The problem: Copy every line of the records below where the word "Земли" occurs.

Excerpted data:
* * * * * * * * *

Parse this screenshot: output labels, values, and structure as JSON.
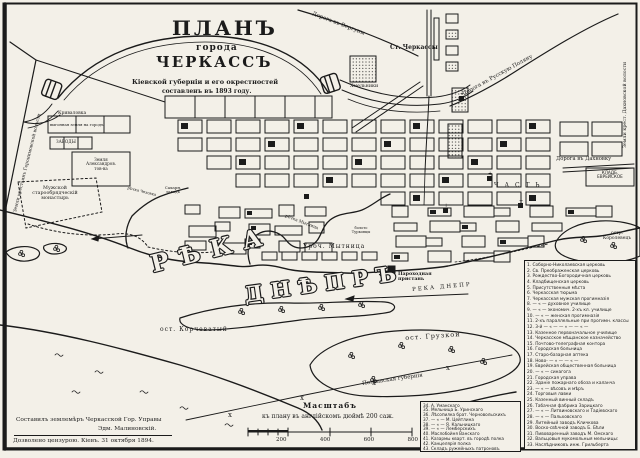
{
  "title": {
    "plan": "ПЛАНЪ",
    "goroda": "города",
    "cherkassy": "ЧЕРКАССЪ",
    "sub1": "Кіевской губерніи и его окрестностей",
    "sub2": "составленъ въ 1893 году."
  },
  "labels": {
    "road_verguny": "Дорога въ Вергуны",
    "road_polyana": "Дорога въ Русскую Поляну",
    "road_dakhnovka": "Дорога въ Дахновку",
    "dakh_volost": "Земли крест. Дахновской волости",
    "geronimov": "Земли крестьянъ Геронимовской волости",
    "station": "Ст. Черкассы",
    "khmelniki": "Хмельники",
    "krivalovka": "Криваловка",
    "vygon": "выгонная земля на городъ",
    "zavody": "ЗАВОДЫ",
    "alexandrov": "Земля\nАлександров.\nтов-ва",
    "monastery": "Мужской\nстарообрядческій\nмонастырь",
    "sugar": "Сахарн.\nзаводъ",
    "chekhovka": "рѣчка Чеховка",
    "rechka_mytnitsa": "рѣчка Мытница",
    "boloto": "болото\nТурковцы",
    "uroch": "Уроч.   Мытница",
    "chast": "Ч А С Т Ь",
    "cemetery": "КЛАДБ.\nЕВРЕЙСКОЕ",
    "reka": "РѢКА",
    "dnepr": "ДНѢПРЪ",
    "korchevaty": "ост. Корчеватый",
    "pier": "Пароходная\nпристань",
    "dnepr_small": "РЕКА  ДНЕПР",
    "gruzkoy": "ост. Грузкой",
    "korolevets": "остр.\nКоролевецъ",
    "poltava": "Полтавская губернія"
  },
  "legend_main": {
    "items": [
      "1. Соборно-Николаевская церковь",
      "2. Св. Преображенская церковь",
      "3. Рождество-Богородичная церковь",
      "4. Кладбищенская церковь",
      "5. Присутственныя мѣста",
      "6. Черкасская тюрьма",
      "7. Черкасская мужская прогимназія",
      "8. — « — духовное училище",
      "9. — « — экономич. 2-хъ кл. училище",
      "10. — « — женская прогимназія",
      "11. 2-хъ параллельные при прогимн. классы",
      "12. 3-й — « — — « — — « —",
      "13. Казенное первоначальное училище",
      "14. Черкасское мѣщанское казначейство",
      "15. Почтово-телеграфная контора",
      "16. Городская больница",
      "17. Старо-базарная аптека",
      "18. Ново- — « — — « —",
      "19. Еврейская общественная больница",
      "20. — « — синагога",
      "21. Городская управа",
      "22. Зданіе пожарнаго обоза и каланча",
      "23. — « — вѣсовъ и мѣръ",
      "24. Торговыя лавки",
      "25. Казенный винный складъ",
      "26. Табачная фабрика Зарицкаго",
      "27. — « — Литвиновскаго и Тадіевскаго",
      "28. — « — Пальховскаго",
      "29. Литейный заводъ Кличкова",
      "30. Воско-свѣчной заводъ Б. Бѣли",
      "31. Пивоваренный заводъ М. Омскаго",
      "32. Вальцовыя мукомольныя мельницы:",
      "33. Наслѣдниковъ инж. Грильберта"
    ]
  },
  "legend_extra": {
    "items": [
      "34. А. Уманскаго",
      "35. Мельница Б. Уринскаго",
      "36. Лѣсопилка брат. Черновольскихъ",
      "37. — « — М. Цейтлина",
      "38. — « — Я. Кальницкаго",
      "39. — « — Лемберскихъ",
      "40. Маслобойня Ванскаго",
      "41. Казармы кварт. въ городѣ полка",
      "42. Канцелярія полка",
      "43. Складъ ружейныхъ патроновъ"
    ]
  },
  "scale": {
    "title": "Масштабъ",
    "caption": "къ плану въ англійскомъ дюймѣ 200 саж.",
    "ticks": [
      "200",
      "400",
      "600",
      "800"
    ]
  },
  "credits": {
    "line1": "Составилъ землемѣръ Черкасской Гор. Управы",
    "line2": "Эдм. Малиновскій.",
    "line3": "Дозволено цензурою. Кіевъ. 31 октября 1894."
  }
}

* * * * * * * * *

Final answer:
    "dakh_volost": "Земли крест. Дахновской волости",
    "geronimov": "Земли крестьянъ Геронимовской волости",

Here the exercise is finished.